Copy the lines from the first one through the line containing "- helm-releases-chart[interactable]: 2.5", changing every "x-axis-tick-label" to "time-tick-label" and leaving everything else unchanged.
## begin
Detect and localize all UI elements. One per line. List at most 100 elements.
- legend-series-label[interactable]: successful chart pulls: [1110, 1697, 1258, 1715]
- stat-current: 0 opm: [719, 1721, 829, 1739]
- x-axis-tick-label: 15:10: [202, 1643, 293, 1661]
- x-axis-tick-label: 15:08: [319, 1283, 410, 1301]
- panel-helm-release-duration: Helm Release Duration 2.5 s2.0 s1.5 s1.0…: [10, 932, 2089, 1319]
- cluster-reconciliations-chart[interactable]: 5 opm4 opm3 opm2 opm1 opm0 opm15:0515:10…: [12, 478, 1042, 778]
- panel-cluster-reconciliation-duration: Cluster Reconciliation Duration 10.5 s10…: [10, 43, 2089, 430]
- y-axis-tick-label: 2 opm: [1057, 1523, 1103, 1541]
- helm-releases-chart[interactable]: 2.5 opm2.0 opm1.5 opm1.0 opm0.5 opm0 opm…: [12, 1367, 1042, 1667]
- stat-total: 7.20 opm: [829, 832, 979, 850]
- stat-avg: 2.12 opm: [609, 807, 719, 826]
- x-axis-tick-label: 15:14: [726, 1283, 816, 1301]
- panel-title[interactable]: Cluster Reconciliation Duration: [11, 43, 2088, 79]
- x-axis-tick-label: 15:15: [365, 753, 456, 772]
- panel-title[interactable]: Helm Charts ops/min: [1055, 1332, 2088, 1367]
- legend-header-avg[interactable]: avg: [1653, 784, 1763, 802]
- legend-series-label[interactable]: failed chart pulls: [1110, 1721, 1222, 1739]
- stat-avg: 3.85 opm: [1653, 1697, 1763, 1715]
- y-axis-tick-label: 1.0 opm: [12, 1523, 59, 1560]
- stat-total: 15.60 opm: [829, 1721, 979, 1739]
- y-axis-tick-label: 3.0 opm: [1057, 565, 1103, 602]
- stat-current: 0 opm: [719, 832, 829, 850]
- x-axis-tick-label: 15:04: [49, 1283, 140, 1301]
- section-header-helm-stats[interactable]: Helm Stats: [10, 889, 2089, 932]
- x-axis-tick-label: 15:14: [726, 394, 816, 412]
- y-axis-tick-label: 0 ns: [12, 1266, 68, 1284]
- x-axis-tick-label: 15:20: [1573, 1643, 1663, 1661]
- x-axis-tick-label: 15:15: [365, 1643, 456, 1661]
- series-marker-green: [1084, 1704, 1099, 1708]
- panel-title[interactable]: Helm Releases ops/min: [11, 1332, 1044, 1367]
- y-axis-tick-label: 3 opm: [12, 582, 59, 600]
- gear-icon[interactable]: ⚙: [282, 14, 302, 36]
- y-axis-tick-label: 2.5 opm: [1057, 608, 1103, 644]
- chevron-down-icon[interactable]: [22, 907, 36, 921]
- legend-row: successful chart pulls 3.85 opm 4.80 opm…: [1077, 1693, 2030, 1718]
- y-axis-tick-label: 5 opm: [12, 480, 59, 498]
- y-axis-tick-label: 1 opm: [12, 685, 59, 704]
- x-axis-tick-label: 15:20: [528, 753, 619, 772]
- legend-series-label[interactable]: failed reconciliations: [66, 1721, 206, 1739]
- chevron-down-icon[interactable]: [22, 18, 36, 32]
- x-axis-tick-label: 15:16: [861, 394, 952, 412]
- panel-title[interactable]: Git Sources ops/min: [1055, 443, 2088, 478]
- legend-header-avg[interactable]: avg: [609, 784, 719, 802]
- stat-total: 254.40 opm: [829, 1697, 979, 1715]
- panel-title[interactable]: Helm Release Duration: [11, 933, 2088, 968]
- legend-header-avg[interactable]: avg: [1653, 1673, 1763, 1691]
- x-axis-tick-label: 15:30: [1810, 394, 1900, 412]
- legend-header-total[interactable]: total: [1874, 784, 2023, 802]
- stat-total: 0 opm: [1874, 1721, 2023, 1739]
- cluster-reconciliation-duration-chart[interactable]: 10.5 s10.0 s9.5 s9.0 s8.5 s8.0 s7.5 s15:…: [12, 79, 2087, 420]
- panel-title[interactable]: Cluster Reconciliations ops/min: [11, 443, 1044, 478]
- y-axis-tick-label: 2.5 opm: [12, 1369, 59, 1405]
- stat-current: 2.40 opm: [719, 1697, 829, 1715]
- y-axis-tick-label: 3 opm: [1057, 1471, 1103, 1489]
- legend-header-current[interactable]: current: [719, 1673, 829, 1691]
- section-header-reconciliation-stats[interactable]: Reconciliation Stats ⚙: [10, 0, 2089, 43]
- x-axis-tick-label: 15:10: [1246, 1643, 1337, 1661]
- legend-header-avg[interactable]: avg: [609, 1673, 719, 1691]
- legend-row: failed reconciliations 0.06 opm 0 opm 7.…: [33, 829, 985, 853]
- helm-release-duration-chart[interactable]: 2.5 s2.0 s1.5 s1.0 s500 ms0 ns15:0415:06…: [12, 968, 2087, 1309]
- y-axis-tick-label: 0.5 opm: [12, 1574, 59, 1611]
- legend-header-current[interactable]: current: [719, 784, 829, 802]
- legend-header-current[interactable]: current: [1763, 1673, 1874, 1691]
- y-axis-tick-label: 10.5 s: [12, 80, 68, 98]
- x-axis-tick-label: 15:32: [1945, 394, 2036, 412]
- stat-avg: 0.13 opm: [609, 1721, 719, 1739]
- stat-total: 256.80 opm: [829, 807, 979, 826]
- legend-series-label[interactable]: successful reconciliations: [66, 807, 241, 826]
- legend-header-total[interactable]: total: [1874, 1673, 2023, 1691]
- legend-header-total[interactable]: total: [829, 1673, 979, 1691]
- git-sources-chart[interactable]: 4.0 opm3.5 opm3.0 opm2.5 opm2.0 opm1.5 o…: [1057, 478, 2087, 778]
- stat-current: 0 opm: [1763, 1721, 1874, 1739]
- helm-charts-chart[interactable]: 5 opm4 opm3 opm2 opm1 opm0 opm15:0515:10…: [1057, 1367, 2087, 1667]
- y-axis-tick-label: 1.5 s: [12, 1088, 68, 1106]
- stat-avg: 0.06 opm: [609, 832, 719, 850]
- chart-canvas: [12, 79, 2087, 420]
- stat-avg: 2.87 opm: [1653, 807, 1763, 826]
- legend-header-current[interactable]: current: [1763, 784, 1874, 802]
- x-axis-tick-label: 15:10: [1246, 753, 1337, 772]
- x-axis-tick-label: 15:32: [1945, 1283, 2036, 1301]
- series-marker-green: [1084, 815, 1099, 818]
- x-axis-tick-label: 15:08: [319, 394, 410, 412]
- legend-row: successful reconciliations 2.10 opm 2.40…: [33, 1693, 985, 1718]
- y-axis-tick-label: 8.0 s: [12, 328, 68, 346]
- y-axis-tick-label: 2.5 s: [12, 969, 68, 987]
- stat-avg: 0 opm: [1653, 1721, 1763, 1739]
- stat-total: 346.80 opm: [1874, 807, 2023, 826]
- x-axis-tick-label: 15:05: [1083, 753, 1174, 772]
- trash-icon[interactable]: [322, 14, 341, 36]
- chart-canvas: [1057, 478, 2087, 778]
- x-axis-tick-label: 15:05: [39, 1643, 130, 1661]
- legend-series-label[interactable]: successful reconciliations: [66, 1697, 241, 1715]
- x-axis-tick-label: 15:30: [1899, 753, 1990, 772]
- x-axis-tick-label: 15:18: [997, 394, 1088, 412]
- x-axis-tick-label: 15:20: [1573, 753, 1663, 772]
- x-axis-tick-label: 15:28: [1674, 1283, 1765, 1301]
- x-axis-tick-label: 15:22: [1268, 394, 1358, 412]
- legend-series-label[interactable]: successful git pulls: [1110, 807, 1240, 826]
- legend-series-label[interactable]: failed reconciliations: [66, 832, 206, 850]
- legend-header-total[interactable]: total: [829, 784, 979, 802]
## end
§ **CORRECT ANSWER**
Detect and localize all UI elements. One per line. List at most 100 elements.
- legend-series-label[interactable]: successful chart pulls: [1110, 1697, 1258, 1715]
- stat-current: 0 opm: [719, 1721, 829, 1739]
- time-tick-label: 15:10: [202, 1643, 293, 1661]
- time-tick-label: 15:08: [319, 1283, 410, 1301]
- panel-helm-release-duration: Helm Release Duration 2.5 s2.0 s1.5 s1.0…: [10, 932, 2089, 1319]
- cluster-reconciliations-chart[interactable]: 5 opm4 opm3 opm2 opm1 opm0 opm15:0515:10…: [12, 478, 1042, 778]
- panel-cluster-reconciliation-duration: Cluster Reconciliation Duration 10.5 s10…: [10, 43, 2089, 430]
- y-axis-tick-label: 2 opm: [1057, 1523, 1103, 1541]
- helm-releases-chart[interactable]: 2.5 opm2.0 opm1.5 opm1.0 opm0.5 opm0 opm…: [12, 1367, 1042, 1667]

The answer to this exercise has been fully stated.